*What is required*: Omit the images, then print each record below exactly as it reads.
-- start --
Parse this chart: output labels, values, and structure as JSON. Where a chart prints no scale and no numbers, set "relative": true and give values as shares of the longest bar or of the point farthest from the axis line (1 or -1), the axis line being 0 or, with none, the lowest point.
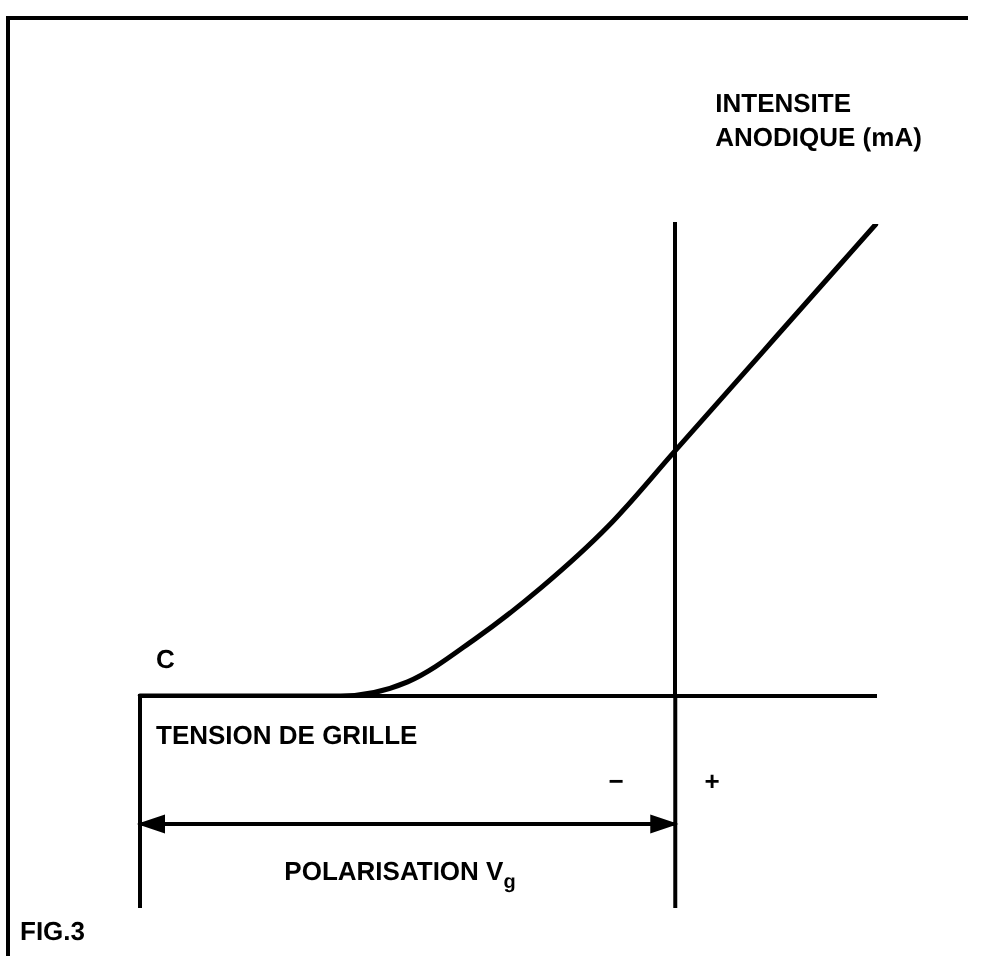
{
  "chart_data": {
    "type": "line",
    "relative": true,
    "xlabel": "TENSION DE GRILLE",
    "ylabel": "INTENSITE ANODIQUE (mA)",
    "categories": [
      null,
      null,
      null,
      null,
      null,
      null,
      null,
      null,
      null,
      null,
      null,
      null
    ],
    "series": [
      {
        "color": "#000000",
        "values": [
          0,
          0,
          0,
          0,
          0.03,
          0.12,
          0.23,
          0.36,
          0.52,
          0.68,
          0.84,
          1
        ]
      }
    ],
    "annotations": [
      "C",
      "−",
      "+",
      "POLARISATION V$_{g}$",
      "FIG.3"
    ],
    "grid": false,
    "legend": false,
    "marker": "none",
    "line_style": "solid"
  }
}
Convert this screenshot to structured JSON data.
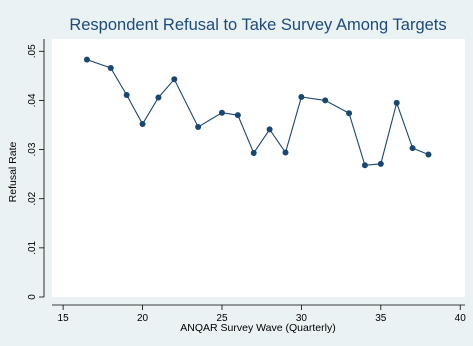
-- end --
*Task response*:
Parse this chart: output labels, values, and structure as JSON. Where a chart prints no scale and no numbers, set "relative": true and give values as shares of the longest bar or of the point farthest from the axis line (1 or -1), the axis line being 0 or, with none, the lowest point.
{
  "chart_data": {
    "type": "line",
    "relative": true,
    "xlabel": "TENSION DE GRILLE",
    "ylabel": "INTENSITE ANODIQUE (mA)",
    "categories": [
      null,
      null,
      null,
      null,
      null,
      null,
      null,
      null,
      null,
      null,
      null,
      null
    ],
    "series": [
      {
        "color": "#000000",
        "values": [
          0,
          0,
          0,
          0,
          0.03,
          0.12,
          0.23,
          0.36,
          0.52,
          0.68,
          0.84,
          1
        ]
      }
    ],
    "annotations": [
      "C",
      "−",
      "+",
      "POLARISATION V$_{g}$",
      "FIG.3"
    ],
    "grid": false,
    "legend": false,
    "marker": "none",
    "line_style": "solid"
  }
}
Convert this screenshot to structured JSON data.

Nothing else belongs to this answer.